*Given exercise*
Every record below should be printed exactly as it appears.

BEGIN Material for this exercise

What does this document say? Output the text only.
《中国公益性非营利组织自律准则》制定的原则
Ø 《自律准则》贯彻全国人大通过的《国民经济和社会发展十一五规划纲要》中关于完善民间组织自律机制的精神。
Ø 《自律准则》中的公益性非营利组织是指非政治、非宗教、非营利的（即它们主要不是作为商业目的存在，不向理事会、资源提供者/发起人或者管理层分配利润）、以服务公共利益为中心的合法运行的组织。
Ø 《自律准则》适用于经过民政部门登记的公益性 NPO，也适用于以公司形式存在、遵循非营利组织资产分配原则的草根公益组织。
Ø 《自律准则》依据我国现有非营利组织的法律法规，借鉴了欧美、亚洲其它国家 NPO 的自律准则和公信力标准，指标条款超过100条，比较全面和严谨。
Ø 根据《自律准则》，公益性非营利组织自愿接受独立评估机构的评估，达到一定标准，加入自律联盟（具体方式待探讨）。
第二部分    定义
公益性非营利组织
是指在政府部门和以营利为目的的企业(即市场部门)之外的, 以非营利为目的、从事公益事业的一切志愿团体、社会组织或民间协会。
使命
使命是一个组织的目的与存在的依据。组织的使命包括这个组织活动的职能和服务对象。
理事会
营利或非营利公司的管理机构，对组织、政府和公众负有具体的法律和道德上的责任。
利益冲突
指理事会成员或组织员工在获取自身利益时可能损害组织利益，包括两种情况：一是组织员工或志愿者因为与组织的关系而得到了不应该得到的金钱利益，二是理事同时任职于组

END Material for this exercise

*The response*
What does this document say? Output the text only.
《中国公益性非营利组织自律准则》制定的原则
Ø 《自律准则》贯彻全国人大通过的《国民经济和社会发展十一五规划纲要》中关于完善民间组织自律机制的精神。
Ø 《自律准则》中的公益性非营利组织是指非政治、非宗教、非营利的（即它们主要不是作为商业目的存在，不向理事会、资源提供者/发起人或者管理层分配利润）、以服务公共利益为中心的合法运行的组织。
Ø 《自律准则》适用于经过民政部门登记的公益性 NPO，也适用于以公司形式存在、遵循非营利组织资产分配原则的草根公益组织。
Ø 《自律准则》依据我国现有非营利组织的法律法规，借鉴了欧美、亚洲其它国家 NPO 的自律准则和公信力标准，指标条款超过100条，比较全面和严谨。
Ø 根据《自律准则》，公益性非营利组织自愿接受独立评估机构的评估，达到一定标准，加入自律联盟（具体方式待探讨）。
第二部分    定义
公益性非营利组织
是指在政府部门和以营利为目的的企业(即市场部门)之外的, 以非营利为目的、从事公益事业的一切志愿团体、社会组织或民间协会。
使命
使命是一个组织的目的与存在的依据。组织的使命包括这个组织活动的职能和服务对象。
理事会
营利或非营利公司的管理机构，对组织、政府和公众负有具体的法律和道德上的责任。
利益冲突
指理事会成员或组织员工在获取自身利益时可能损害组织利益，包括两种情况：一是组织员工或志愿者因为与组织的关系而得到了不应该得到的金钱利益，二是理事同时任职于组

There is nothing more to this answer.